Task objective: Rewrite the records from the first line down through the line containing "table-row: __csrf Auth", swapping "legend-swatch" for "legend-key" each time it appears and leaving everything else unchanged.
------
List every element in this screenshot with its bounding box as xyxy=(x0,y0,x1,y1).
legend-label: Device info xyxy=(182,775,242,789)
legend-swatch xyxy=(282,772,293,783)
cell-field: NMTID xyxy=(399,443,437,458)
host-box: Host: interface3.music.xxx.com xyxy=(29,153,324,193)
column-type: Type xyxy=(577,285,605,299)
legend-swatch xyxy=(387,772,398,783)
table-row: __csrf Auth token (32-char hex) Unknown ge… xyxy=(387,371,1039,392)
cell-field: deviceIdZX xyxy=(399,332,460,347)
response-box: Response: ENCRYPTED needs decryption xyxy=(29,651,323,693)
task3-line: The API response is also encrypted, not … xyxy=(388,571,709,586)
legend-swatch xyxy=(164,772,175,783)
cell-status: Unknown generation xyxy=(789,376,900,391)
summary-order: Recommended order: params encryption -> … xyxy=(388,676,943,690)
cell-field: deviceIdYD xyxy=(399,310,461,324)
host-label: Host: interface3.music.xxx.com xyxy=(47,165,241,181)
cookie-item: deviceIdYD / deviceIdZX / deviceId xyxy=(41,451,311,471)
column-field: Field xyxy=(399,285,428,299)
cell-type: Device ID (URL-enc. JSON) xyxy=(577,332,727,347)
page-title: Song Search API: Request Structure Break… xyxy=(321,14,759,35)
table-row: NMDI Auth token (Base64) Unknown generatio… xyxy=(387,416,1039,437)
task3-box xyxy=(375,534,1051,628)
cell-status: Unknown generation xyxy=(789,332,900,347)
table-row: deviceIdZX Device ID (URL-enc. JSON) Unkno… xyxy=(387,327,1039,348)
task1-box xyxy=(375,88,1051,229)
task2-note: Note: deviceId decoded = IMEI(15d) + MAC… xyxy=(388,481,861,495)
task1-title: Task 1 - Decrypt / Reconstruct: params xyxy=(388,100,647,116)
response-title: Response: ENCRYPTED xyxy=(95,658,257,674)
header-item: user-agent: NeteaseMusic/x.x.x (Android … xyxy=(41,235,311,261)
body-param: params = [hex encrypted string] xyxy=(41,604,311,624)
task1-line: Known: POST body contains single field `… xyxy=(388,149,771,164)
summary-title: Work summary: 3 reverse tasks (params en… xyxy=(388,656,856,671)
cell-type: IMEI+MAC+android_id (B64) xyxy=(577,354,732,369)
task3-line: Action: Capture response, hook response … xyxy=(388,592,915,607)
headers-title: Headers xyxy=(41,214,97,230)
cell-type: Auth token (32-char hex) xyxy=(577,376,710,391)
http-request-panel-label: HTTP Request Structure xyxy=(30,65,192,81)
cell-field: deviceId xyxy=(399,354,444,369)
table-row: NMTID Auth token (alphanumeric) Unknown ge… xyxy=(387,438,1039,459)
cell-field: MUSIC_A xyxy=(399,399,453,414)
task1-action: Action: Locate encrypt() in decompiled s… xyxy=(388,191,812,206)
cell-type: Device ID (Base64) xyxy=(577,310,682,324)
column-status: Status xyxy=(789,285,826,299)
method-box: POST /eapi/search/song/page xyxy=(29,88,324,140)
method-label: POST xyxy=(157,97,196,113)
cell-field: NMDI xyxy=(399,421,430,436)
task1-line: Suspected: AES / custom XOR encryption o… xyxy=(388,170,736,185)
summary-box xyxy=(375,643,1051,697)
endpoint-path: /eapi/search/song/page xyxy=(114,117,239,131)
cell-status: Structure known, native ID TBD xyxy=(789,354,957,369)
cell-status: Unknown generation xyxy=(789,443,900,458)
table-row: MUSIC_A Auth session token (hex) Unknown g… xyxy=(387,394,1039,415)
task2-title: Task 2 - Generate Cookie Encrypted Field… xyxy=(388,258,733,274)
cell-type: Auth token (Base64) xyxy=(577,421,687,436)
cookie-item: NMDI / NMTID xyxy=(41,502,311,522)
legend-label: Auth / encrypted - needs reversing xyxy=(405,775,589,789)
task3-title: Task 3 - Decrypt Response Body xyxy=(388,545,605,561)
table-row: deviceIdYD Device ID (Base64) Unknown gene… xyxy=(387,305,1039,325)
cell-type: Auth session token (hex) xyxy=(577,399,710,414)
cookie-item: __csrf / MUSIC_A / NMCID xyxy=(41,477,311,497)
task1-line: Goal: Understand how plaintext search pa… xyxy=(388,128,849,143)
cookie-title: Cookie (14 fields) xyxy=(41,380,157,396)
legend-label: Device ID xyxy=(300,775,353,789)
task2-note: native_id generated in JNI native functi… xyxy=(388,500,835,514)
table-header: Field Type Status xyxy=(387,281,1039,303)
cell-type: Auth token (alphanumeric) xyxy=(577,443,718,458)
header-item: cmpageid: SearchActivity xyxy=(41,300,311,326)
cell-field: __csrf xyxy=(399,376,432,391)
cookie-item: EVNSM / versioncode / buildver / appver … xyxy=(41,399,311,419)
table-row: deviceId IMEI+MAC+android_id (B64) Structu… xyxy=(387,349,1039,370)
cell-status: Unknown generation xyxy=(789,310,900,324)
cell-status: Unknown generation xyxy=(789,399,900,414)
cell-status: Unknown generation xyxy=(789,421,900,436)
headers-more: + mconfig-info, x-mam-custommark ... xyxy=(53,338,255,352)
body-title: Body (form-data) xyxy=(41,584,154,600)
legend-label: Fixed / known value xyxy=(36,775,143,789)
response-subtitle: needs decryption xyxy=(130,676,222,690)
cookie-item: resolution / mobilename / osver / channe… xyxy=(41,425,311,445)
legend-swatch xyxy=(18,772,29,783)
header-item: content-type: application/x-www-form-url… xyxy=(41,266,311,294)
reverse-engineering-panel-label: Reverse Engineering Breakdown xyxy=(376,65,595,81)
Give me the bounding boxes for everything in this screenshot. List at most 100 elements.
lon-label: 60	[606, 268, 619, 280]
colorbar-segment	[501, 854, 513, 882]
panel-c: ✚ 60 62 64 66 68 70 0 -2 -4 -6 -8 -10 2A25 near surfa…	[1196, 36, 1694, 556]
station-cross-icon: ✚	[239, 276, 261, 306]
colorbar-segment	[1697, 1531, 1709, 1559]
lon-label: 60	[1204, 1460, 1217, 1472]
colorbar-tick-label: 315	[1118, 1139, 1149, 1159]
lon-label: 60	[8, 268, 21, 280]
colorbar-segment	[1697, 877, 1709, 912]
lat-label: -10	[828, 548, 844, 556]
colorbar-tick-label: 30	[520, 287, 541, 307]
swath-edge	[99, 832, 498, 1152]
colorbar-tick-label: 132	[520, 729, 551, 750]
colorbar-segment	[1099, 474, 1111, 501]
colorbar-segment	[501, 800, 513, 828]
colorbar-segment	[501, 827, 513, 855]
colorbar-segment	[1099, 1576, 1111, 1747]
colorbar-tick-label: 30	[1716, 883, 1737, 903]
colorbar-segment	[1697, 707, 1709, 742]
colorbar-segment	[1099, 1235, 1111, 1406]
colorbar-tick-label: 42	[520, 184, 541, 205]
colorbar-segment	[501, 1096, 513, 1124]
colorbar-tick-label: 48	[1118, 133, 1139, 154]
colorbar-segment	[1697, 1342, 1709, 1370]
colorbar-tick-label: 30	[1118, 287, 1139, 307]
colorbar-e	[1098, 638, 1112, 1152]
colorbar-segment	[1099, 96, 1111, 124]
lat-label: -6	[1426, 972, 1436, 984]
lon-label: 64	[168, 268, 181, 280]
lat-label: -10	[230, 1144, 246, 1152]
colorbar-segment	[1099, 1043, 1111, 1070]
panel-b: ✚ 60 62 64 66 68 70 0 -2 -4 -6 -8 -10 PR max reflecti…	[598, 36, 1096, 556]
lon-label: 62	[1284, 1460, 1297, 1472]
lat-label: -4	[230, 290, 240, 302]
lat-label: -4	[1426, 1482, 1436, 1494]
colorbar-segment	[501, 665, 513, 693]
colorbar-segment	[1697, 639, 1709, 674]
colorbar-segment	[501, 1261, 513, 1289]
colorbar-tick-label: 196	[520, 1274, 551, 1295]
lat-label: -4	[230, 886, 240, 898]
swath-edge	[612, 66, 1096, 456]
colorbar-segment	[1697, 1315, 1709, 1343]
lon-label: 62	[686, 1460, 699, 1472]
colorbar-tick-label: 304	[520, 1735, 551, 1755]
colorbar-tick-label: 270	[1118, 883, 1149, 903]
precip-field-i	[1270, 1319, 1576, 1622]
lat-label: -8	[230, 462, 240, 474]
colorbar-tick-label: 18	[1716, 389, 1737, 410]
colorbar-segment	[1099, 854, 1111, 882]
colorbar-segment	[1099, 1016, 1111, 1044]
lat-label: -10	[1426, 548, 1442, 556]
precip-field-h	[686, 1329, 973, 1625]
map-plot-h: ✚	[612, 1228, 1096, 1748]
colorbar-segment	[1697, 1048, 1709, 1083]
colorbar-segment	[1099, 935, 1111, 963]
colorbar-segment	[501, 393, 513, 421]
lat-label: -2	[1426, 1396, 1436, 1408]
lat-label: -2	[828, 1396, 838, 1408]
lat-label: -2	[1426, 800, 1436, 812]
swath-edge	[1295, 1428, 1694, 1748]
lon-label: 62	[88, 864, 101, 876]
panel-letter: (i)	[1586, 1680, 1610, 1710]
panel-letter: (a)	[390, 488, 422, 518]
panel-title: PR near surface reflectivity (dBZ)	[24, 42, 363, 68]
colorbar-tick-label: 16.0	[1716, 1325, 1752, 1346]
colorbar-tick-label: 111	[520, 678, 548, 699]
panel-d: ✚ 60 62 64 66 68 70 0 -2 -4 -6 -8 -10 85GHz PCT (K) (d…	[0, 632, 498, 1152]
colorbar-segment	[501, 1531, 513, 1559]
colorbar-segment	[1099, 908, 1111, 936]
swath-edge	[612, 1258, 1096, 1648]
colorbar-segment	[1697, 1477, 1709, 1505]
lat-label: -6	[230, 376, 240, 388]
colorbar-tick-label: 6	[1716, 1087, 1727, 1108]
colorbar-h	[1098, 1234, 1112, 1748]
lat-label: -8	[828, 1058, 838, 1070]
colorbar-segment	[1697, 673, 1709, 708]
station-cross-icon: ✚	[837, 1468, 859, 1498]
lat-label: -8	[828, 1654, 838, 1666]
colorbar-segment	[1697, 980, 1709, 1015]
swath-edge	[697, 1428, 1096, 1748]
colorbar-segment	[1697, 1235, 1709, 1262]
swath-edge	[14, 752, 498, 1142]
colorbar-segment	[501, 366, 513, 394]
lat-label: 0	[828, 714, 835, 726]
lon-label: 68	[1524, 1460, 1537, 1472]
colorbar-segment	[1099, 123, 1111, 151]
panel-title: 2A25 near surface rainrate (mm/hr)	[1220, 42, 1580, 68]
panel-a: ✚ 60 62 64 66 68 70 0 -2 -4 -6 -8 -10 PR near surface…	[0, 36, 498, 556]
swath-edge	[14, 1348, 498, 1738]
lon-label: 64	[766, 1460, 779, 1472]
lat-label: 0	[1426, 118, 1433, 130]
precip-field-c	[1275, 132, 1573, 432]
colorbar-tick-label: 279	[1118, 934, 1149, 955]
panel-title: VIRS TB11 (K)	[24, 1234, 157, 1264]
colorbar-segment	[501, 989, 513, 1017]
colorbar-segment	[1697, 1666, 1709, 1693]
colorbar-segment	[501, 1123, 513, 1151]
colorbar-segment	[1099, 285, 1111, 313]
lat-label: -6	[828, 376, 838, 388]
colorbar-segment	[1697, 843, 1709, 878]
------
Solution for this exercise:
List every element in this screenshot with its bounding box as xyxy=(x0,y0,x1,y1).
legend-label: Device info xyxy=(182,775,242,789)
legend-key xyxy=(282,772,293,783)
cell-field: NMTID xyxy=(399,443,437,458)
host-box: Host: interface3.music.xxx.com xyxy=(29,153,324,193)
column-type: Type xyxy=(577,285,605,299)
legend-key xyxy=(387,772,398,783)
table-row: __csrf Auth token (32-char hex) Unknown ge… xyxy=(387,371,1039,392)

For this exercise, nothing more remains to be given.